● Short exercise:
Without the pictures, give the entries below again exactly as written.

● Given entries:
----

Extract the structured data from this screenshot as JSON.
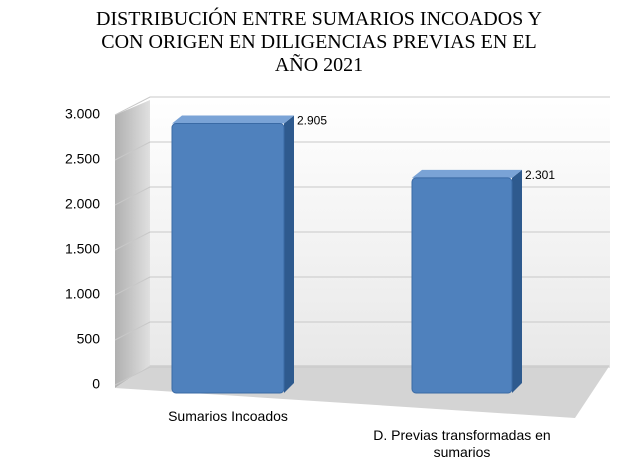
{
  "chart_data": {
    "type": "bar",
    "title": "DISTRIBUCIÓN ENTRE SUMARIOS INCOADOS Y CON ORIGEN EN DILIGENCIAS PREVIAS EN EL AÑO 2021",
    "categories": [
      "Sumarios Incoados",
      "D. Previas transformadas en sumarios"
    ],
    "values": [
      2905,
      2301
    ],
    "value_labels": [
      "2.905",
      "2.301"
    ],
    "color": "#4f81bd",
    "ylim": [
      0,
      3000
    ],
    "yticks": [
      0,
      {
        "value": 500,
        "label": "500"
      },
      {
        "value": 1000,
        "label": "1.000"
      },
      {
        "value": 1500,
        "label": "1.500"
      },
      {
        "value": 2000,
        "label": "2.000"
      },
      {
        "value": 2500,
        "label": "2.500"
      },
      {
        "value": 3000,
        "label": "3.000"
      }
    ],
    "grid": true
  }
}
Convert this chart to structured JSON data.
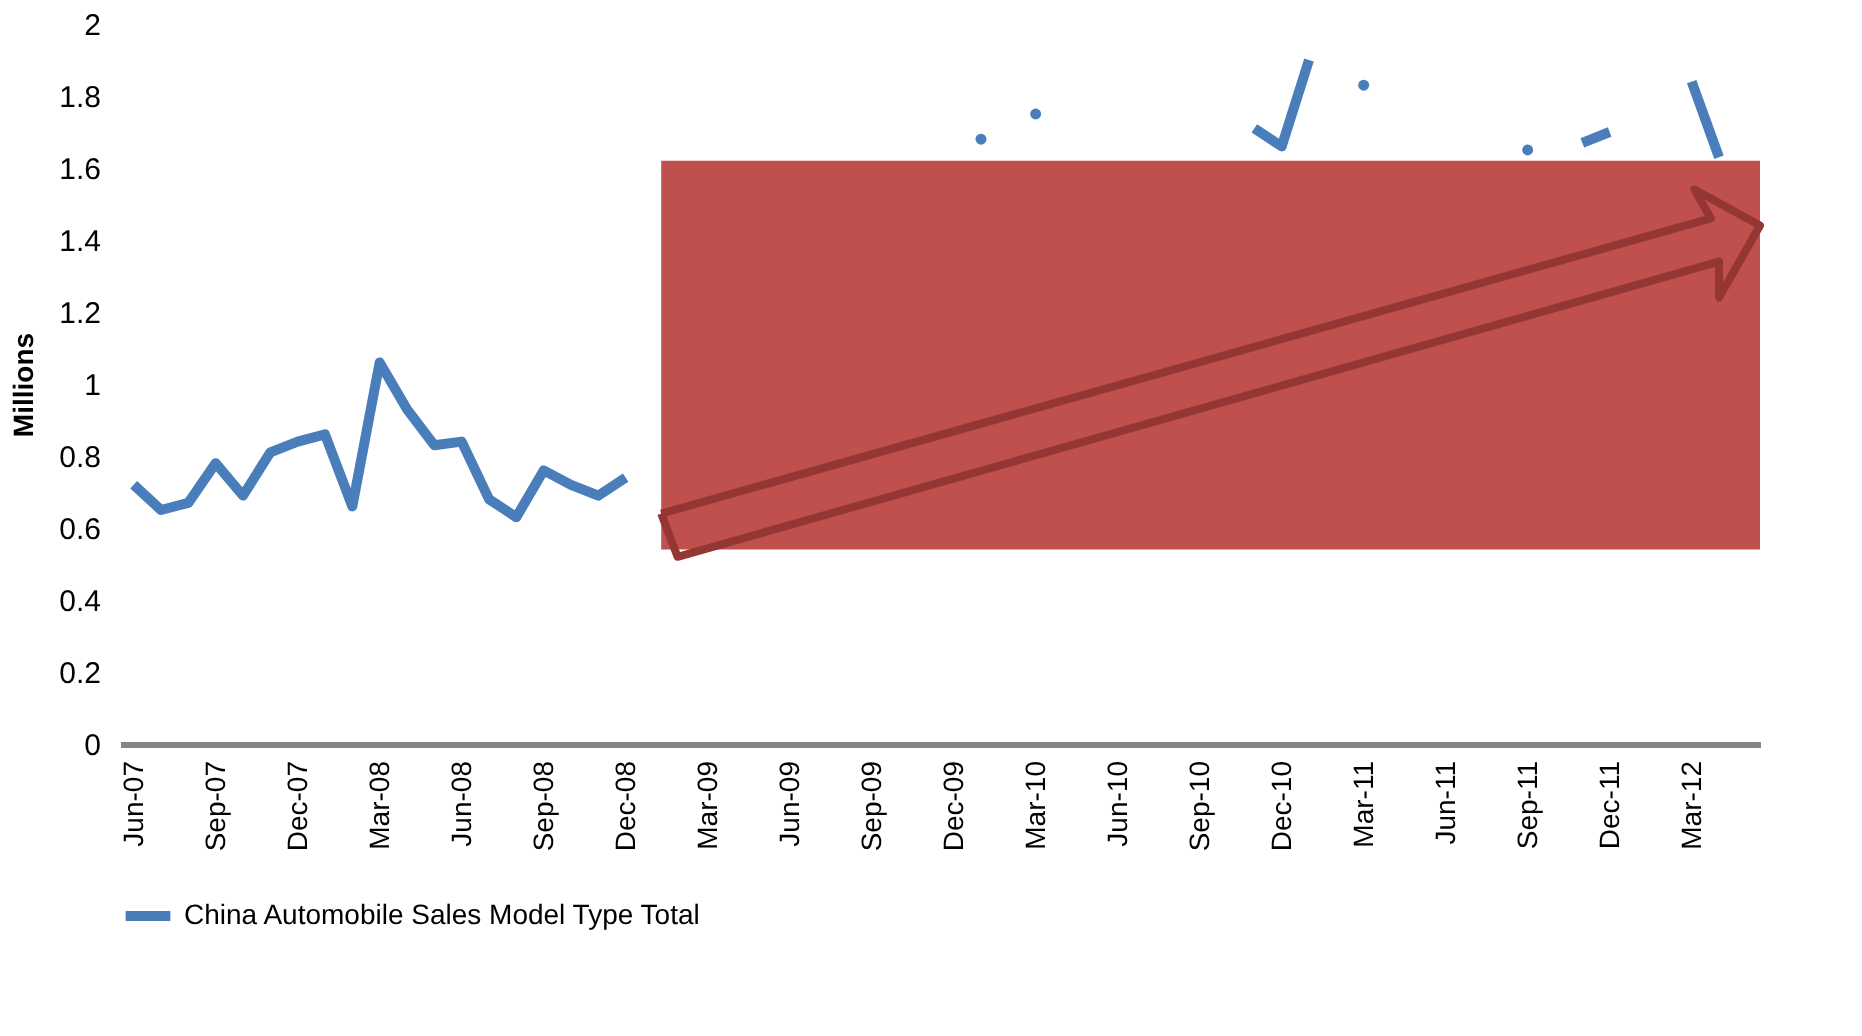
{
  "chart_data": {
    "type": "line",
    "ylabel": "Millions",
    "categories": [
      "Jun-07",
      null,
      null,
      "Sep-07",
      null,
      null,
      "Dec-07",
      null,
      null,
      "Mar-08",
      null,
      null,
      "Jun-08",
      null,
      null,
      "Sep-08",
      null,
      null,
      "Dec-08",
      null,
      null,
      "Mar-09",
      null,
      null,
      "Jun-09",
      null,
      null,
      "Sep-09",
      null,
      null,
      "Dec-09",
      null,
      null,
      "Mar-10",
      null,
      null,
      "Jun-10",
      null,
      null,
      "Sep-10",
      null,
      null,
      "Dec-10",
      null,
      null,
      "Mar-11",
      null,
      null,
      "Jun-11",
      null,
      null,
      "Sep-11",
      null,
      null,
      "Dec-11",
      null,
      null,
      "Mar-12",
      null,
      null
    ],
    "series": [
      {
        "name": "China Automobile Sales Model Type Total",
        "color": "#4a7ebb",
        "values": [
          0.72,
          0.65,
          0.67,
          0.78,
          0.69,
          0.81,
          0.84,
          0.86,
          0.66,
          1.06,
          0.93,
          0.83,
          0.84,
          0.68,
          0.63,
          0.76,
          0.72,
          0.69,
          0.74,
          null,
          null,
          null,
          null,
          null,
          null,
          null,
          null,
          null,
          null,
          null,
          null,
          1.68,
          null,
          1.75,
          null,
          null,
          null,
          null,
          null,
          null,
          null,
          1.71,
          1.66,
          1.9,
          null,
          1.83,
          null,
          null,
          null,
          null,
          null,
          1.65,
          null,
          1.67,
          1.7,
          null,
          null,
          1.84,
          1.63,
          null
        ]
      }
    ],
    "ylim": [
      0,
      2
    ],
    "yticks": [
      0,
      0.2,
      0.4,
      0.6,
      0.8,
      1,
      1.2,
      1.4,
      1.6,
      1.8,
      2
    ],
    "grid": false,
    "legend": "bottom",
    "marker": "none",
    "line_style": "solid"
  }
}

----

● Exercise answer:
Extract the structured data from this screenshot as JSON.
{
  "chart_data": {
    "type": "bar",
    "title": "DISTRIBUCIÓN ENTRE SUMARIOS INCOADOS Y CON ORIGEN EN DILIGENCIAS PREVIAS EN EL AÑO 2021",
    "categories": [
      "Sumarios Incoados",
      "D. Previas transformadas en sumarios"
    ],
    "values": [
      2905,
      2301
    ],
    "value_labels": [
      "2.905",
      "2.301"
    ],
    "color": "#4f81bd",
    "ylim": [
      0,
      3000
    ],
    "yticks": [
      0,
      {
        "value": 500,
        "label": "500"
      },
      {
        "value": 1000,
        "label": "1.000"
      },
      {
        "value": 1500,
        "label": "1.500"
      },
      {
        "value": 2000,
        "label": "2.000"
      },
      {
        "value": 2500,
        "label": "2.500"
      },
      {
        "value": 3000,
        "label": "3.000"
      }
    ],
    "grid": true
  }
}
Convert this chart to structured JSON data.
{
  "chart_data": {
    "type": "line",
    "ylabel": "Millions",
    "categories": [
      "Jun-07",
      null,
      null,
      "Sep-07",
      null,
      null,
      "Dec-07",
      null,
      null,
      "Mar-08",
      null,
      null,
      "Jun-08",
      null,
      null,
      "Sep-08",
      null,
      null,
      "Dec-08",
      null,
      null,
      "Mar-09",
      null,
      null,
      "Jun-09",
      null,
      null,
      "Sep-09",
      null,
      null,
      "Dec-09",
      null,
      null,
      "Mar-10",
      null,
      null,
      "Jun-10",
      null,
      null,
      "Sep-10",
      null,
      null,
      "Dec-10",
      null,
      null,
      "Mar-11",
      null,
      null,
      "Jun-11",
      null,
      null,
      "Sep-11",
      null,
      null,
      "Dec-11",
      null,
      null,
      "Mar-12",
      null,
      null
    ],
    "series": [
      {
        "name": "China Automobile Sales Model Type Total",
        "color": "#4a7ebb",
        "values": [
          0.72,
          0.65,
          0.67,
          0.78,
          0.69,
          0.81,
          0.84,
          0.86,
          0.66,
          1.06,
          0.93,
          0.83,
          0.84,
          0.68,
          0.63,
          0.76,
          0.72,
          0.69,
          0.74,
          null,
          null,
          null,
          null,
          null,
          null,
          null,
          null,
          null,
          null,
          null,
          null,
          1.68,
          null,
          1.75,
          null,
          null,
          null,
          null,
          null,
          null,
          null,
          1.71,
          1.66,
          1.9,
          null,
          1.83,
          null,
          null,
          null,
          null,
          null,
          1.65,
          null,
          1.67,
          1.7,
          null,
          null,
          1.84,
          1.63,
          null
        ]
      }
    ],
    "ylim": [
      0,
      2
    ],
    "yticks": [
      0,
      0.2,
      0.4,
      0.6,
      0.8,
      1,
      1.2,
      1.4,
      1.6,
      1.8,
      2
    ],
    "grid": false,
    "legend": "bottom",
    "marker": "none",
    "line_style": "solid"
  }
}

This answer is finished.